WRITTEN INSTRUCTION: Reproduce the data word for word from its first line through the line containing "box-iqr [1082, 494, 1156, 501]", including both of those lines.
= = = =
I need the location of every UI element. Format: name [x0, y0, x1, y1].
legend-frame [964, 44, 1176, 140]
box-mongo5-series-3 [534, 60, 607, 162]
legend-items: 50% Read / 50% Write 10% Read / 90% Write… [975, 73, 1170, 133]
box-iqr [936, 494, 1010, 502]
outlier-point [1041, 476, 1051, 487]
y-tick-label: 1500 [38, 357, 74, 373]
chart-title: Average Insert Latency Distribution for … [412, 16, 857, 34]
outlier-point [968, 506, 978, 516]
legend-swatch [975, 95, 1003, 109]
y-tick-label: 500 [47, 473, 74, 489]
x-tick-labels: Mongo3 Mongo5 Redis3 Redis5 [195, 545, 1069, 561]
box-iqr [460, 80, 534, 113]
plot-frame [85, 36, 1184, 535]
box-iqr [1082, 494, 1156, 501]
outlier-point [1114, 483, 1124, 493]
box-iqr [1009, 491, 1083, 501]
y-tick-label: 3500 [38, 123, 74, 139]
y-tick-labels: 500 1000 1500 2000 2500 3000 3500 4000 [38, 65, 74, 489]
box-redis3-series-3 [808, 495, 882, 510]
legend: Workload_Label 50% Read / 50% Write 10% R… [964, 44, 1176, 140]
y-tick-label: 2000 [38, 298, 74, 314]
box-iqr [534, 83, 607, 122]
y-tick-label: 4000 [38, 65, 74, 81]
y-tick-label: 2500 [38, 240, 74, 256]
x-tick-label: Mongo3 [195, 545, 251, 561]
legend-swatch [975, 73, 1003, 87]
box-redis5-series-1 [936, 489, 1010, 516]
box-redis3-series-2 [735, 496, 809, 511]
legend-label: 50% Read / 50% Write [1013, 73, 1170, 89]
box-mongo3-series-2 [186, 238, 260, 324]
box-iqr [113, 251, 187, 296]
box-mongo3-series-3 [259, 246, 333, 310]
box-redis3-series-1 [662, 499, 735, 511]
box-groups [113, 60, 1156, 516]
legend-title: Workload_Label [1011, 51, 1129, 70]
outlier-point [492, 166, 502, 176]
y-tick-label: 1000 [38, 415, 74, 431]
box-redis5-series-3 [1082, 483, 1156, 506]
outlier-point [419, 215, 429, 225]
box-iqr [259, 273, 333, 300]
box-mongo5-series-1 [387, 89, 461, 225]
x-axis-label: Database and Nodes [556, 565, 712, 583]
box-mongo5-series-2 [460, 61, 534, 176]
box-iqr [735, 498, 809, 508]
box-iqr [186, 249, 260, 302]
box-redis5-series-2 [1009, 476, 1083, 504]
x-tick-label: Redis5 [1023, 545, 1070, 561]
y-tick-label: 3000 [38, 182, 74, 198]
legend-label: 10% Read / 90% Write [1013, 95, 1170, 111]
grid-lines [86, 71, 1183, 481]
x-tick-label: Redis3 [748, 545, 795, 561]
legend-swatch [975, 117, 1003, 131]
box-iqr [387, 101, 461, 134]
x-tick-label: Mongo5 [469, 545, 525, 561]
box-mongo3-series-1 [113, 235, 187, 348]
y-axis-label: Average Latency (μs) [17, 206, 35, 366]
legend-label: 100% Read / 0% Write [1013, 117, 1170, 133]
= = = =
OUTPUT OF THE TASK:
I need the location of every UI element. Format: name [x0, y0, x1, y1].
legend-frame [964, 44, 1176, 140]
box-mongo5-series-3 [534, 60, 607, 162]
legend-items: 50% Read / 50% Write 10% Read / 90% Write… [975, 73, 1170, 133]
box-iqr [936, 494, 1010, 502]
outlier-point [1041, 476, 1051, 487]
y-tick-label: 1500 [38, 357, 74, 373]
chart-title: Average Insert Latency Distribution for … [412, 16, 857, 34]
outlier-point [968, 506, 978, 516]
legend-swatch [975, 95, 1003, 109]
y-tick-label: 500 [47, 473, 74, 489]
x-tick-labels: Mongo3 Mongo5 Redis3 Redis5 [195, 545, 1069, 561]
box-iqr [460, 80, 534, 113]
plot-frame [85, 36, 1184, 535]
box-iqr [1082, 494, 1156, 501]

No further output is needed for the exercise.